**** Recorded data ****

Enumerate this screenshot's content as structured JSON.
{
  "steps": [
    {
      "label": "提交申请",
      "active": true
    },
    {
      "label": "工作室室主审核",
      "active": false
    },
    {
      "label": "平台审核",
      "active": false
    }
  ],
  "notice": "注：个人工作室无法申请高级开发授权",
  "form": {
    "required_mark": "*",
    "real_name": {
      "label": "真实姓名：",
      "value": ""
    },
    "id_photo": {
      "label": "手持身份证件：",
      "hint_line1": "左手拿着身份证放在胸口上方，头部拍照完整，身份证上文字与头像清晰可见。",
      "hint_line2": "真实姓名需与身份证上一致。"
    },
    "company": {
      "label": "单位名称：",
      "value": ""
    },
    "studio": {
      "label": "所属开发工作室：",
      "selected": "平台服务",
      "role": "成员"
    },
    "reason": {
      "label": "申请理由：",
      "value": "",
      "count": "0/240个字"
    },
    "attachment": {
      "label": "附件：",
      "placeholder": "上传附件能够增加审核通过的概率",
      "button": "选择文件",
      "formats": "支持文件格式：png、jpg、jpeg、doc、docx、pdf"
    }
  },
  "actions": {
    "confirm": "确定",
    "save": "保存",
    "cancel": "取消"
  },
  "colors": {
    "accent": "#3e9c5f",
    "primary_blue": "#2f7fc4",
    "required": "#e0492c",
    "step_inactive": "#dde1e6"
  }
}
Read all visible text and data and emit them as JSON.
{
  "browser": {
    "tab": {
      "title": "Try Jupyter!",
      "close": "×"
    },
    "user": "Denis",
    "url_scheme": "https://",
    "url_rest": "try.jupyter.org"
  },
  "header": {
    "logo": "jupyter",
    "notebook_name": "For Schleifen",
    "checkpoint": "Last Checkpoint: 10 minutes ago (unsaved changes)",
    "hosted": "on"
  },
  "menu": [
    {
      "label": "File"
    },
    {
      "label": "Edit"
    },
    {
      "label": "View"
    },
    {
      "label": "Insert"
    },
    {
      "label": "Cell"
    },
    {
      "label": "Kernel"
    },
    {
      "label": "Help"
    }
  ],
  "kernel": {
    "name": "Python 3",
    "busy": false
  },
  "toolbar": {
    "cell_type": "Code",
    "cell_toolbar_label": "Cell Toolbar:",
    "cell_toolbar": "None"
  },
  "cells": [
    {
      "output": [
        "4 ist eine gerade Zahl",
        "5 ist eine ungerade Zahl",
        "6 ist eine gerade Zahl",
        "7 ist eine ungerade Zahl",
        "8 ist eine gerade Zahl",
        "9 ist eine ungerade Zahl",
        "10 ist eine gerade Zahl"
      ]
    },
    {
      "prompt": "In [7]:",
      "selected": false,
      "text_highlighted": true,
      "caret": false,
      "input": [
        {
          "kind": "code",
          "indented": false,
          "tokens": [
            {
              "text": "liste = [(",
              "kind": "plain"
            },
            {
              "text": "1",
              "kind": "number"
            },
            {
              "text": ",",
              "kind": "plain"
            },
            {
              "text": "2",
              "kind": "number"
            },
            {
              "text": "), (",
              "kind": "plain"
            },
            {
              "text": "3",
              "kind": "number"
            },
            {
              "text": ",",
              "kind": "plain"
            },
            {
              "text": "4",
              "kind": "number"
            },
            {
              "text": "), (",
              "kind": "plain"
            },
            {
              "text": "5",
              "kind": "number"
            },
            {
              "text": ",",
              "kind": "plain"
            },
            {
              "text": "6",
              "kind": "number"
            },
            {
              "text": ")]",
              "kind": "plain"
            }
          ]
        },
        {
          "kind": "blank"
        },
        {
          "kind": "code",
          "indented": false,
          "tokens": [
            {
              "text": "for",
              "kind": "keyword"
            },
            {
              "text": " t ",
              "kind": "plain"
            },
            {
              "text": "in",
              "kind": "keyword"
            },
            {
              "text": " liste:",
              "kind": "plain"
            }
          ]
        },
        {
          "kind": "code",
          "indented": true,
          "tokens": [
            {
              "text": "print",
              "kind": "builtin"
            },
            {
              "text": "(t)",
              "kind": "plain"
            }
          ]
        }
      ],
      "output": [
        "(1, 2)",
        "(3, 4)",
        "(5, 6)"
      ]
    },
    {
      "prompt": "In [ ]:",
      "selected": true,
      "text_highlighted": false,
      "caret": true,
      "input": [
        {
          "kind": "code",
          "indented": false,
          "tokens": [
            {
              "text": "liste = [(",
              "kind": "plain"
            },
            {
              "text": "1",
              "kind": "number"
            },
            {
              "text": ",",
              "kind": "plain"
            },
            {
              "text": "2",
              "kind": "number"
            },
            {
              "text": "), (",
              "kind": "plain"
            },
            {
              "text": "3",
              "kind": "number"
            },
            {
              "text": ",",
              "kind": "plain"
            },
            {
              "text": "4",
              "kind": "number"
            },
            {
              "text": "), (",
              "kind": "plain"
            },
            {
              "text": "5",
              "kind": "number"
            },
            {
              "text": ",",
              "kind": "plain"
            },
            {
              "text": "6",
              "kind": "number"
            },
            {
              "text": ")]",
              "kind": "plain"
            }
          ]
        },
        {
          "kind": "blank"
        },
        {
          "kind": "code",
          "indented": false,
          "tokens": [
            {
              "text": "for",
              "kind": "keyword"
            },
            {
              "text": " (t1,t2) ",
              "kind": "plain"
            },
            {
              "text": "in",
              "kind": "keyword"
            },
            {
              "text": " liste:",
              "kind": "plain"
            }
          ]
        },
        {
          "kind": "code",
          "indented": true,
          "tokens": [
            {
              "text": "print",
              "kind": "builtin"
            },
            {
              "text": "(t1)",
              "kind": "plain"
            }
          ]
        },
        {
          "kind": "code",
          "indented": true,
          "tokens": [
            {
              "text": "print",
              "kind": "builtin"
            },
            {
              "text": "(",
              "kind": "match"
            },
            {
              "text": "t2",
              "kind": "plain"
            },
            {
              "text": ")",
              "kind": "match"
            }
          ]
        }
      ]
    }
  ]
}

****

> What to work on
Print the whole listing exactly as it is.

> Output of the exercise
Enumerate this screenshot's content as structured JSON.
{
  "steps": [
    {
      "label": "提交申请",
      "active": true
    },
    {
      "label": "工作室室主审核",
      "active": false
    },
    {
      "label": "平台审核",
      "active": false
    }
  ],
  "notice": "注：个人工作室无法申请高级开发授权",
  "form": {
    "required_mark": "*",
    "real_name": {
      "label": "真实姓名：",
      "value": ""
    },
    "id_photo": {
      "label": "手持身份证件：",
      "hint_line1": "左手拿着身份证放在胸口上方，头部拍照完整，身份证上文字与头像清晰可见。",
      "hint_line2": "真实姓名需与身份证上一致。"
    },
    "company": {
      "label": "单位名称：",
      "value": ""
    },
    "studio": {
      "label": "所属开发工作室：",
      "selected": "平台服务",
      "role": "成员"
    },
    "reason": {
      "label": "申请理由：",
      "value": "",
      "count": "0/240个字"
    },
    "attachment": {
      "label": "附件：",
      "placeholder": "上传附件能够增加审核通过的概率",
      "button": "选择文件",
      "formats": "支持文件格式：png、jpg、jpeg、doc、docx、pdf"
    }
  },
  "actions": {
    "confirm": "确定",
    "save": "保存",
    "cancel": "取消"
  },
  "colors": {
    "accent": "#3e9c5f",
    "primary_blue": "#2f7fc4",
    "required": "#e0492c",
    "step_inactive": "#dde1e6"
  }
}
Read all visible text and data and emit them as JSON.
{
  "browser": {
    "tab": {
      "title": "Try Jupyter!",
      "close": "×"
    },
    "user": "Denis",
    "url_scheme": "https://",
    "url_rest": "try.jupyter.org"
  },
  "header": {
    "logo": "jupyter",
    "notebook_name": "For Schleifen",
    "checkpoint": "Last Checkpoint: 10 minutes ago (unsaved changes)",
    "hosted": "on"
  },
  "menu": [
    {
      "label": "File"
    },
    {
      "label": "Edit"
    },
    {
      "label": "View"
    },
    {
      "label": "Insert"
    },
    {
      "label": "Cell"
    },
    {
      "label": "Kernel"
    },
    {
      "label": "Help"
    }
  ],
  "kernel": {
    "name": "Python 3",
    "busy": false
  },
  "toolbar": {
    "cell_type": "Code",
    "cell_toolbar_label": "Cell Toolbar:",
    "cell_toolbar": "None"
  },
  "cells": [
    {
      "output": [
        "4 ist eine gerade Zahl",
        "5 ist eine ungerade Zahl",
        "6 ist eine gerade Zahl",
        "7 ist eine ungerade Zahl",
        "8 ist eine gerade Zahl",
        "9 ist eine ungerade Zahl",
        "10 ist eine gerade Zahl"
      ]
    },
    {
      "prompt": "In [7]:",
      "selected": false,
      "text_highlighted": true,
      "caret": false,
      "input": [
        {
          "kind": "code",
          "indented": false,
          "tokens": [
            {
              "text": "liste = [(",
              "kind": "plain"
            },
            {
              "text": "1",
              "kind": "number"
            },
            {
              "text": ",",
              "kind": "plain"
            },
            {
              "text": "2",
              "kind": "number"
            },
            {
              "text": "), (",
              "kind": "plain"
            },
            {
              "text": "3",
              "kind": "number"
            },
            {
              "text": ",",
              "kind": "plain"
            },
            {
              "text": "4",
              "kind": "number"
            },
            {
              "text": "), (",
              "kind": "plain"
            },
            {
              "text": "5",
              "kind": "number"
            },
            {
              "text": ",",
              "kind": "plain"
            },
            {
              "text": "6",
              "kind": "number"
            },
            {
              "text": ")]",
              "kind": "plain"
            }
          ]
        },
        {
          "kind": "blank"
        },
        {
          "kind": "code",
          "indented": false,
          "tokens": [
            {
              "text": "for",
              "kind": "keyword"
            },
            {
              "text": " t ",
              "kind": "plain"
            },
            {
              "text": "in",
              "kind": "keyword"
            },
            {
              "text": " liste:",
              "kind": "plain"
            }
          ]
        },
        {
          "kind": "code",
          "indented": true,
          "tokens": [
            {
              "text": "print",
              "kind": "builtin"
            },
            {
              "text": "(t)",
              "kind": "plain"
            }
          ]
        }
      ],
      "output": [
        "(1, 2)",
        "(3, 4)",
        "(5, 6)"
      ]
    },
    {
      "prompt": "In [ ]:",
      "selected": true,
      "text_highlighted": false,
      "caret": true,
      "input": [
        {
          "kind": "code",
          "indented": false,
          "tokens": [
            {
              "text": "liste = [(",
              "kind": "plain"
            },
            {
              "text": "1",
              "kind": "number"
            },
            {
              "text": ",",
              "kind": "plain"
            },
            {
              "text": "2",
              "kind": "number"
            },
            {
              "text": "), (",
              "kind": "plain"
            },
            {
              "text": "3",
              "kind": "number"
            },
            {
              "text": ",",
              "kind": "plain"
            },
            {
              "text": "4",
              "kind": "number"
            },
            {
              "text": "), (",
              "kind": "plain"
            },
            {
              "text": "5",
              "kind": "number"
            },
            {
              "text": ",",
              "kind": "plain"
            },
            {
              "text": "6",
              "kind": "number"
            },
            {
              "text": ")]",
              "kind": "plain"
            }
          ]
        },
        {
          "kind": "blank"
        },
        {
          "kind": "code",
          "indented": false,
          "tokens": [
            {
              "text": "for",
              "kind": "keyword"
            },
            {
              "text": " (t1,t2) ",
              "kind": "plain"
            },
            {
              "text": "in",
              "kind": "keyword"
            },
            {
              "text": " liste:",
              "kind": "plain"
            }
          ]
        },
        {
          "kind": "code",
          "indented": true,
          "tokens": [
            {
              "text": "print",
              "kind": "builtin"
            },
            {
              "text": "(t1)",
              "kind": "plain"
            }
          ]
        },
        {
          "kind": "code",
          "indented": true,
          "tokens": [
            {
              "text": "print",
              "kind": "builtin"
            },
            {
              "text": "(",
              "kind": "match"
            },
            {
              "text": "t2",
              "kind": "plain"
            },
            {
              "text": ")",
              "kind": "match"
            }
          ]
        }
      ]
    }
  ]
}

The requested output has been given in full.